What you are asked to do: Starting at the line that contains "Parse this screenshot: output", quote each line exactly through the last line of the entries, both included.

[Start]

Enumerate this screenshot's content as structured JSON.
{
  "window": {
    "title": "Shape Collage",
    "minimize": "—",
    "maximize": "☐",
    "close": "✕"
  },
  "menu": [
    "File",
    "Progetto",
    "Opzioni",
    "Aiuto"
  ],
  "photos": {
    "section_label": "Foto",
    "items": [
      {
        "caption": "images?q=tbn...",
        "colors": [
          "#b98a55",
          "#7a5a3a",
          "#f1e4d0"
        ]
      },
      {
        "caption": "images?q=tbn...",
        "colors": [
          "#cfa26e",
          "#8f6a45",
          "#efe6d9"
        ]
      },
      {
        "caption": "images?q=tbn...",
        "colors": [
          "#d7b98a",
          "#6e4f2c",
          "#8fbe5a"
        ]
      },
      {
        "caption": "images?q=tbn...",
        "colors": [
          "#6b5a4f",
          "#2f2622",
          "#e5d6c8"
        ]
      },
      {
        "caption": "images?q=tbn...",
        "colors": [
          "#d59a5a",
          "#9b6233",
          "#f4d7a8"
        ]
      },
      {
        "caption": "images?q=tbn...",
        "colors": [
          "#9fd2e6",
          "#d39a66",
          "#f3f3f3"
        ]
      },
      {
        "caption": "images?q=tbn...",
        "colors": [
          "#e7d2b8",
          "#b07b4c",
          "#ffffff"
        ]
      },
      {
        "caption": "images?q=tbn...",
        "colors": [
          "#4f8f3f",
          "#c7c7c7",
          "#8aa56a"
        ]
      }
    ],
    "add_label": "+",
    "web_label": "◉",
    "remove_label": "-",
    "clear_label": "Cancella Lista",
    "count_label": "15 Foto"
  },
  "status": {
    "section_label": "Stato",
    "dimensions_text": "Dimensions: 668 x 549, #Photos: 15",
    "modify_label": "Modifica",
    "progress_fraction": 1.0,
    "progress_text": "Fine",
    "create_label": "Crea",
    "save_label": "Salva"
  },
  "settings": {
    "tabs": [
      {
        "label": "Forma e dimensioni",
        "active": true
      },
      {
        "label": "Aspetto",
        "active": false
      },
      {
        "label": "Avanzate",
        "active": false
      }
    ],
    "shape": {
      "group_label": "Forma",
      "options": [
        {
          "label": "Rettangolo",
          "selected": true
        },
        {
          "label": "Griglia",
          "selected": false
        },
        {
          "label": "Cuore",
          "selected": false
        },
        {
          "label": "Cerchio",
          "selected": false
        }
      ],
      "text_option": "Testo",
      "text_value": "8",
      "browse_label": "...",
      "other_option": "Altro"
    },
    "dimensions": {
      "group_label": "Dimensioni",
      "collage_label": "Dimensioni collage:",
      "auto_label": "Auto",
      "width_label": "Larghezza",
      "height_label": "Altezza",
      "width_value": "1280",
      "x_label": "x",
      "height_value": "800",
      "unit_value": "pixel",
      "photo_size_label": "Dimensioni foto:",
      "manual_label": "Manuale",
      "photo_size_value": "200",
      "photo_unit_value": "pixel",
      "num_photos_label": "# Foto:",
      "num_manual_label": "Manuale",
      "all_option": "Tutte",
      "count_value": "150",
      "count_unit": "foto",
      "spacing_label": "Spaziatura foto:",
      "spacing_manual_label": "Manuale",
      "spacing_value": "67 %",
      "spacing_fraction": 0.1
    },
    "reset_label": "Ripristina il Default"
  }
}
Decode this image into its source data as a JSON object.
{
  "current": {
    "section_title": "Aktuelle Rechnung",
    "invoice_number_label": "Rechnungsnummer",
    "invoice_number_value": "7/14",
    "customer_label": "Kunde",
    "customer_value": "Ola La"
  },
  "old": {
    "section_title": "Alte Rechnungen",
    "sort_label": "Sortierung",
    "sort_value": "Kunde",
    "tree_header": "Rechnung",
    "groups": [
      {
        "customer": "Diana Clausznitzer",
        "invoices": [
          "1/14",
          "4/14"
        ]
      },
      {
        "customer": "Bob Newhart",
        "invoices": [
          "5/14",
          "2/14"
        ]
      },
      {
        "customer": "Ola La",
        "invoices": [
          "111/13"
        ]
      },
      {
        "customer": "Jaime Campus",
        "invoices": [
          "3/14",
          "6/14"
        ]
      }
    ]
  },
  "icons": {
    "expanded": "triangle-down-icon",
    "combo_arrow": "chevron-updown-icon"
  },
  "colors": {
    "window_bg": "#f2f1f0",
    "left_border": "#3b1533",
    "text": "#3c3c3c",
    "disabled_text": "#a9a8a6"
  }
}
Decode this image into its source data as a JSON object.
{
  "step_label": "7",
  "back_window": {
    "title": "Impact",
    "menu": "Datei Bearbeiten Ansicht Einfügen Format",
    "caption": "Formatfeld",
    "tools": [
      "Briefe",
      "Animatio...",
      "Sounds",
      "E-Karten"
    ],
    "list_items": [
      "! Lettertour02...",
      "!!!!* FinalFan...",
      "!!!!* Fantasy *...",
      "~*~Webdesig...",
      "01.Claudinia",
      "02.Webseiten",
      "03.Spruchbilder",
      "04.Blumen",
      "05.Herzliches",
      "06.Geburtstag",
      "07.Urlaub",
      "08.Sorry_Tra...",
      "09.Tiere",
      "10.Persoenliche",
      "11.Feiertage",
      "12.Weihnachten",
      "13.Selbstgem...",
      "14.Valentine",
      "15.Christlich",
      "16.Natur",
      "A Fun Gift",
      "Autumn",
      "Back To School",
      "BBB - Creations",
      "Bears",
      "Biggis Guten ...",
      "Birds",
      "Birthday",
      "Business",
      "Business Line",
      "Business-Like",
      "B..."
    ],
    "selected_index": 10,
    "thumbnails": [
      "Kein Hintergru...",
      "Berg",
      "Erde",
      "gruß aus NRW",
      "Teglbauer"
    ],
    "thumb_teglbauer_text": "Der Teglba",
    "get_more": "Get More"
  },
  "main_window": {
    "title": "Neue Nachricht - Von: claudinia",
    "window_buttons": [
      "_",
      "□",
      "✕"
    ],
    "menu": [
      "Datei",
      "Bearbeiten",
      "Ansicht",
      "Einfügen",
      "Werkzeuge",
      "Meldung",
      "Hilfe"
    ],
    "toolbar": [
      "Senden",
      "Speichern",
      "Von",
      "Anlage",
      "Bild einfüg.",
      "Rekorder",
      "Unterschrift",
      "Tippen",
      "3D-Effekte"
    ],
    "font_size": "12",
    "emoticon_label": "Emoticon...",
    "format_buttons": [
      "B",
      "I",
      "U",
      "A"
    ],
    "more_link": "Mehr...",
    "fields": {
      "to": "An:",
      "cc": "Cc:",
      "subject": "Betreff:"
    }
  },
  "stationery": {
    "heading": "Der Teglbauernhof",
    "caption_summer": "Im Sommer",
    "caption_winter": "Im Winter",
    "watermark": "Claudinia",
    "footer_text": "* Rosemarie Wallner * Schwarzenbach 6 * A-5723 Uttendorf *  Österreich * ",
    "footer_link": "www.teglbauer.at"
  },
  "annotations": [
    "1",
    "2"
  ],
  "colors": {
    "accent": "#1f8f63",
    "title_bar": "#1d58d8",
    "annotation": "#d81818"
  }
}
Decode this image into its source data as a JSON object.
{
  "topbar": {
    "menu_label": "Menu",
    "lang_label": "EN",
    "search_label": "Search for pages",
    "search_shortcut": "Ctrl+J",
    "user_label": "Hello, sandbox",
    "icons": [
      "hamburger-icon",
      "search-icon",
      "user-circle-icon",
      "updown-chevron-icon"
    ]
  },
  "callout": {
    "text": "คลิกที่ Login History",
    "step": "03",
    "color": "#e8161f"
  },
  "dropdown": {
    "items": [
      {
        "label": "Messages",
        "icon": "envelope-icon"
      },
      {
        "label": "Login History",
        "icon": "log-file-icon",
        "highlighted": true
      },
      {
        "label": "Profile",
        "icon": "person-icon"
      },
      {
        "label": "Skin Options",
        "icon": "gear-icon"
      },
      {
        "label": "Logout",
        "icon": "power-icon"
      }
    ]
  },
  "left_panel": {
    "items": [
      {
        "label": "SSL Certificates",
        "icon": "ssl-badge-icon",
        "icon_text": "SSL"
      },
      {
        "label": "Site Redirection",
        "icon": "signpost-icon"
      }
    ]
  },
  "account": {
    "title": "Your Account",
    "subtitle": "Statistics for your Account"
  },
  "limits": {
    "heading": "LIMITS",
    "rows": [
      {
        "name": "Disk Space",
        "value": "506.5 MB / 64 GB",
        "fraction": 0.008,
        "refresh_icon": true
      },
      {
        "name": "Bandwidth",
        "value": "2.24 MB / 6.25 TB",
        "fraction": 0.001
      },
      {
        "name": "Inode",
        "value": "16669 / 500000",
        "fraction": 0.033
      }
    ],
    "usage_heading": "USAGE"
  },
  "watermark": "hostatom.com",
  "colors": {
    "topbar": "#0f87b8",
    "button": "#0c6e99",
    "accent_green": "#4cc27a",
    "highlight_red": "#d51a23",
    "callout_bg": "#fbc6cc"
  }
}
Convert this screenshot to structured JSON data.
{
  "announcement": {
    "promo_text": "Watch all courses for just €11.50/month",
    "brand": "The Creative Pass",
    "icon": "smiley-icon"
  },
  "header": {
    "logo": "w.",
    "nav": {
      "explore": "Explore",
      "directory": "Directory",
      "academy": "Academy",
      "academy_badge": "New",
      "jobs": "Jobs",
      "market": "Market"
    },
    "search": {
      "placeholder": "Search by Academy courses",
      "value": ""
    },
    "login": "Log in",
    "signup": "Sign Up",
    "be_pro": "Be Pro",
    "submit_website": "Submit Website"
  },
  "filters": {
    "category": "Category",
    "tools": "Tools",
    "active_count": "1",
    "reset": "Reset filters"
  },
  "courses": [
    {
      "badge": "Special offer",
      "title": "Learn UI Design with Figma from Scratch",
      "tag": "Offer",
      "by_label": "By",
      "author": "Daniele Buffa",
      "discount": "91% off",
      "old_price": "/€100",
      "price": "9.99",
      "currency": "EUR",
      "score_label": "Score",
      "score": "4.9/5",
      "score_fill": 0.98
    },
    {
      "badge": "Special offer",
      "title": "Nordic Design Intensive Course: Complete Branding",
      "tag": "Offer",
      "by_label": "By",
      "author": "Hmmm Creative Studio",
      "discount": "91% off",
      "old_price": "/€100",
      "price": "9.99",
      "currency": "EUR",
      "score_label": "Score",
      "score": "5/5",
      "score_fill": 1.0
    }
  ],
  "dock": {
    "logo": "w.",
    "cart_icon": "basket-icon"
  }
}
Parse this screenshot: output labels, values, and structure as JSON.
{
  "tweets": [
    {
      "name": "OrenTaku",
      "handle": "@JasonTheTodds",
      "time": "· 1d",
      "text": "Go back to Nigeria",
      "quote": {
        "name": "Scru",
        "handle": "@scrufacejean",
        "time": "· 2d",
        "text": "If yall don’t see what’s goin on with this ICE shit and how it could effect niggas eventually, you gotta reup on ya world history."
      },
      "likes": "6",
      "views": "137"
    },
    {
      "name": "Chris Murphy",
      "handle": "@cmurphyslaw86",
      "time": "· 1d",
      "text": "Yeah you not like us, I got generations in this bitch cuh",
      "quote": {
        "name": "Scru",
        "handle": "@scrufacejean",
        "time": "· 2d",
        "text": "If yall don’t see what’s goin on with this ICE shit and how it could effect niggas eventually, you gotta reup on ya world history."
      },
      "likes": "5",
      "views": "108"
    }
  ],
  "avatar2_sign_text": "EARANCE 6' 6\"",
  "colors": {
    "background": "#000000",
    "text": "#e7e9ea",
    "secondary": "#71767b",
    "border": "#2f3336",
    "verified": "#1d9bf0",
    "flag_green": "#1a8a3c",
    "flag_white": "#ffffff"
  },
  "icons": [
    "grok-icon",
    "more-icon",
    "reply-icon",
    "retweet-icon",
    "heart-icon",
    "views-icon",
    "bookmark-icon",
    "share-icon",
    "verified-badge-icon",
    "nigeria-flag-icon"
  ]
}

[End]

Solved problem:
Parse this screenshot: output labels, values, and structure as JSON.
{
  "tweets": [
    {
      "name": "OrenTaku",
      "handle": "@JasonTheTodds",
      "time": "· 1d",
      "text": "Go back to Nigeria",
      "quote": {
        "name": "Scru",
        "handle": "@scrufacejean",
        "time": "· 2d",
        "text": "If yall don’t see what’s goin on with this ICE shit and how it could effect niggas eventually, you gotta reup on ya world history."
      },
      "likes": "6",
      "views": "137"
    },
    {
      "name": "Chris Murphy",
      "handle": "@cmurphyslaw86",
      "time": "· 1d",
      "text": "Yeah you not like us, I got generations in this bitch cuh",
      "quote": {
        "name": "Scru",
        "handle": "@scrufacejean",
        "time": "· 2d",
        "text": "If yall don’t see what’s goin on with this ICE shit and how it could effect niggas eventually, you gotta reup on ya world history."
      },
      "likes": "5",
      "views": "108"
    }
  ],
  "avatar2_sign_text": "EARANCE 6' 6\"",
  "colors": {
    "background": "#000000",
    "text": "#e7e9ea",
    "secondary": "#71767b",
    "border": "#2f3336",
    "verified": "#1d9bf0",
    "flag_green": "#1a8a3c",
    "flag_white": "#ffffff"
  },
  "icons": [
    "grok-icon",
    "more-icon",
    "reply-icon",
    "retweet-icon",
    "heart-icon",
    "views-icon",
    "bookmark-icon",
    "share-icon",
    "verified-badge-icon",
    "nigeria-flag-icon"
  ]
}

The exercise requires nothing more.